-- TASK LIST --
• 1. Quote the passage of the opinion piece on Maryland's same-sex marriage law from "First of all, Governor" up to and including "of babies altogether.".
• 2. In the opinion piece on Maryland's same-sex marriage law, where did Maryland rank among the states that legalized same-sex marriage?

-- PAGE EXTRACT --
★ ★ ★ ★

Same-sex marriage & abortion: this is what happens when society shoves children aside
Yesterday, Maryland became the eighth state to legalize same-sex marriage. Democratic Governor Martin O'Malley, who signed the bill, announced that "We are all one Maryland, and all of us at the end of the day want the same thing for our children."
First of all, Governor O’Malley’s statement is not true, because we do not all want the same thing for our children. People of good will, generally-speaking, want what is best for their children…but some people deem it acceptable to kill their children in the womb (hello abortion) or even to euthanize their newborn baby after birth (see this previously posted article).
Secondly…how ironic that Governor O’Malley brings up the topic of children at a gay-marriage bill-signing celebration! The reality is, homosexuals cannot conceive. Abortion kills unwanted babies, while homosexuality eliminates the possibility of babies altogether.
Many may reply to this statement with the question, “Well, who cares anyways? Marriage shouldn’t just be about procreation.”
Well, there’s some truth to that…but nonetheless, marriage is mainly about procreation. Why? Marriage is the union of a man and a woman recognized by the state, whose children will be recognized by the state too (and for those of us who are religious, marriage is seen as a sacrament, blessed by the hands of God…but we’ll leave that topic for another day).
This is what my argument boils down to: Homosexual couples cannot naturally conceive a child. Their partnership is void of fertility. Then why are homosexuals so insistent on legalizing gay marriage? What benefits are they looking for in marriage?

★ ★ ★ ★

-- DATASET EXTRACT --

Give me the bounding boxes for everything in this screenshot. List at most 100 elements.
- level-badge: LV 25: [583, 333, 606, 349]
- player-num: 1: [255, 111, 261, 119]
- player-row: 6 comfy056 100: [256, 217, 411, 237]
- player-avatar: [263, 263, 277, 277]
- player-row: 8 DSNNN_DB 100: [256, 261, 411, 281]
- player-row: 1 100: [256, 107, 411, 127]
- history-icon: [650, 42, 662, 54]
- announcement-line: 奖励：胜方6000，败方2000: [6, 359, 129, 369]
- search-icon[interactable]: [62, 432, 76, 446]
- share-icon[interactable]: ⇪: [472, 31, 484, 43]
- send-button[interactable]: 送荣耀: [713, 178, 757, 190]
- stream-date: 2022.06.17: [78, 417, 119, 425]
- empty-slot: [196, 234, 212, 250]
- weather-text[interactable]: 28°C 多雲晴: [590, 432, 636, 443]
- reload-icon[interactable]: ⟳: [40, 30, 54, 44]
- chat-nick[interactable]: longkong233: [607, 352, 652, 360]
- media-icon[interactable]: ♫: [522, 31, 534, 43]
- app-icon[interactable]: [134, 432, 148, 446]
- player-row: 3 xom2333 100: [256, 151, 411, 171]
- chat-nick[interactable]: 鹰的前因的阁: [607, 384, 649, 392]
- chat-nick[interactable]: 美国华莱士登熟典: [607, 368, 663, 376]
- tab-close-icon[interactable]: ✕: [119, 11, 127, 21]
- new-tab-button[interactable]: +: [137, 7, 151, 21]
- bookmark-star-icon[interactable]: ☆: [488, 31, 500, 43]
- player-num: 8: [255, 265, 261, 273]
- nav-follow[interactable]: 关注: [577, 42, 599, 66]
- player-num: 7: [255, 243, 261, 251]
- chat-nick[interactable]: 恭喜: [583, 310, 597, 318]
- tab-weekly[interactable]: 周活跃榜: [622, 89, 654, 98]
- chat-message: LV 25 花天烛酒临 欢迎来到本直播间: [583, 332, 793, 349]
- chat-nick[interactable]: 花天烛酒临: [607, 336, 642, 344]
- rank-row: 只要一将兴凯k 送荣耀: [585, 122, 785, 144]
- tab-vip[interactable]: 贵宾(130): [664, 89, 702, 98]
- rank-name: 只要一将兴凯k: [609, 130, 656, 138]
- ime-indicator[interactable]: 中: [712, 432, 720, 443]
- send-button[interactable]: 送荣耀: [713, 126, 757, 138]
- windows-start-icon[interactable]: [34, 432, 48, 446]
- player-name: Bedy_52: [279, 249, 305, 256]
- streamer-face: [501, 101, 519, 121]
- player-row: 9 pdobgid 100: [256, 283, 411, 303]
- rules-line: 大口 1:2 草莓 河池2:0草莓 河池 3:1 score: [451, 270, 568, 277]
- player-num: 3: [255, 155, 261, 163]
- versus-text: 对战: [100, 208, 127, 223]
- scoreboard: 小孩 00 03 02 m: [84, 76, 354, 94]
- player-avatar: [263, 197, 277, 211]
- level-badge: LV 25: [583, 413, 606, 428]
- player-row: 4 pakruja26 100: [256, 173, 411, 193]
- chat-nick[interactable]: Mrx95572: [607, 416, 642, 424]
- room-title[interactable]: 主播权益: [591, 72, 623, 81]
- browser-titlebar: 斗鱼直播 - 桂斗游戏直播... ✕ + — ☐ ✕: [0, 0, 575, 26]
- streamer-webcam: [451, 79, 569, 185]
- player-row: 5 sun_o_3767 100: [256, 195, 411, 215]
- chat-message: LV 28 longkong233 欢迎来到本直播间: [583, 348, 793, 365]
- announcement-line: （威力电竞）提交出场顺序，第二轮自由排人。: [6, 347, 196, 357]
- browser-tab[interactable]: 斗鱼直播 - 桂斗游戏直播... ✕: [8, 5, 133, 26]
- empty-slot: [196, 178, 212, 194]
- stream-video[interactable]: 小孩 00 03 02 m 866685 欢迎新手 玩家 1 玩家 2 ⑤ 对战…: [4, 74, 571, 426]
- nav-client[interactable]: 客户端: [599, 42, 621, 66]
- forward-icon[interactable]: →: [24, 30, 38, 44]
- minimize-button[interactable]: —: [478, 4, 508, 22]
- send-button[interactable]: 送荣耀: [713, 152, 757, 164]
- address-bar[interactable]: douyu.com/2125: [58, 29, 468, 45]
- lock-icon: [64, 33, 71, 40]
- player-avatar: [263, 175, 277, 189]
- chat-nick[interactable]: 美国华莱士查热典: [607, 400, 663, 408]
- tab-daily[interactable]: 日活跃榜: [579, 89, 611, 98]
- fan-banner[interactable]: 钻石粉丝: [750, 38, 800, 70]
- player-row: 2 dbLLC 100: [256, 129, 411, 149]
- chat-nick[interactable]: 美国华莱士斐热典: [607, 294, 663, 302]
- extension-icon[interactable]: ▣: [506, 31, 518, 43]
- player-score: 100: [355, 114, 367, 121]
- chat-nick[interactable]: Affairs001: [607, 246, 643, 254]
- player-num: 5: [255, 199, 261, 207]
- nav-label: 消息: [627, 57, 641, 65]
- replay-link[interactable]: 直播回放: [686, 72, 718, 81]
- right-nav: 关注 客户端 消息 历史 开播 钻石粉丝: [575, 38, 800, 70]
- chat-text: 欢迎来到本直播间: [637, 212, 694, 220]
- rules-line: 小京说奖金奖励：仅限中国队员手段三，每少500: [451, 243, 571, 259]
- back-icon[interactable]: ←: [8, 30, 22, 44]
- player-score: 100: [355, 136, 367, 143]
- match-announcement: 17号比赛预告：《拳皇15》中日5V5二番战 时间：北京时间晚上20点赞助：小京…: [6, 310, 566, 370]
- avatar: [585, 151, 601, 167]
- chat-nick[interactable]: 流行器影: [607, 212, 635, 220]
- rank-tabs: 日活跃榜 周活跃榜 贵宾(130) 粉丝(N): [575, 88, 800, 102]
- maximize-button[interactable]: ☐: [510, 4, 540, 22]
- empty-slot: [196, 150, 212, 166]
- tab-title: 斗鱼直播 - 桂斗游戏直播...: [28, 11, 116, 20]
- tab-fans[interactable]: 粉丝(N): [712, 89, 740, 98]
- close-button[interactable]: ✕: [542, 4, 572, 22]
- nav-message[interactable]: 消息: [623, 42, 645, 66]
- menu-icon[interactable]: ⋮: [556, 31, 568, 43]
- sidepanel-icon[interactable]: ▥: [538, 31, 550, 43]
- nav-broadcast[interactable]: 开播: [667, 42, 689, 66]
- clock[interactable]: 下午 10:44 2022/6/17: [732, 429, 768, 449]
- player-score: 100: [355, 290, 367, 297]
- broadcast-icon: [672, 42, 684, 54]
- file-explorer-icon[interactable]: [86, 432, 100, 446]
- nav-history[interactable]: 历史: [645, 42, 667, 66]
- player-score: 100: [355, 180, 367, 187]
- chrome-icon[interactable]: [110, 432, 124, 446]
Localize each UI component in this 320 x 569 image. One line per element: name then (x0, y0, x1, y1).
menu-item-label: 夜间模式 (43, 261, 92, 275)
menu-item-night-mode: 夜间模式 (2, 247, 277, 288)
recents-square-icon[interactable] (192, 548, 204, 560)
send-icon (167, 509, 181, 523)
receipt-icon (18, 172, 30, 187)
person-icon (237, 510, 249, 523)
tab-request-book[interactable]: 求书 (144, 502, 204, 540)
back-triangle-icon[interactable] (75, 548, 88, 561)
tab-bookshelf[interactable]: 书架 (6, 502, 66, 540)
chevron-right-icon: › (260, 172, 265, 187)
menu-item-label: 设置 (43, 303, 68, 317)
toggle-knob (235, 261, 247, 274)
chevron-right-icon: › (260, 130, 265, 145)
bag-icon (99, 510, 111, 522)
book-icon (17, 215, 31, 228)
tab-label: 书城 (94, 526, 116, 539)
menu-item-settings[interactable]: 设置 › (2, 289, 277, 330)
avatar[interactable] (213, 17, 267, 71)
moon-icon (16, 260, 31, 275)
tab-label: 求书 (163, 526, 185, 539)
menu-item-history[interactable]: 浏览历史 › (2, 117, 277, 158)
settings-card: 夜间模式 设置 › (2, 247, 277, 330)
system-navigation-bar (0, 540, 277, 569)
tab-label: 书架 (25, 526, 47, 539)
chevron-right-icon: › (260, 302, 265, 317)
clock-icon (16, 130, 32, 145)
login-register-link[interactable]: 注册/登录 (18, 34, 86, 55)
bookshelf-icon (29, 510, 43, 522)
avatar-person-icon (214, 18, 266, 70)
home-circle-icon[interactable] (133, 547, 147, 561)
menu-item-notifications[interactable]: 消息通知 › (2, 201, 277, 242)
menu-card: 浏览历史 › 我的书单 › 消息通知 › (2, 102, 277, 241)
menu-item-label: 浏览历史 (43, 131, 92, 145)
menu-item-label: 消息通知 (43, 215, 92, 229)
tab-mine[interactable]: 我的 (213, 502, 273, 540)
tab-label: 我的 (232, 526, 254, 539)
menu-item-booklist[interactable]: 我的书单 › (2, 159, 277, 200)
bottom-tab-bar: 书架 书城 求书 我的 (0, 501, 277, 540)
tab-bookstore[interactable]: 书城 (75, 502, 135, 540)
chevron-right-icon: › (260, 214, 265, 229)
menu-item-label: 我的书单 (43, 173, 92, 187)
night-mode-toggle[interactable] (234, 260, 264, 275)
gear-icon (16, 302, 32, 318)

★ ★ ★ ★

-- ACTIVITY ANSWERS --
• 1.
First of all, Governor O’Malley’s statement is not true, because we do not all want the same thing for our children. People of good will, generally-speaking, want what is best for their children…but some people deem it acceptable to kill their children in the womb (hello abortion) or even to euthanize their newborn baby after birth (see this previously posted article).
Secondly…how ironic that Governor O’Malley brings up the topic of children at a gay-marriage bill-signing celebration! The reality is, homosexuals cannot conceive. Abortion kills unwanted babies, while homosexuality eliminates the possibility of babies altogether.

• 2. Eighth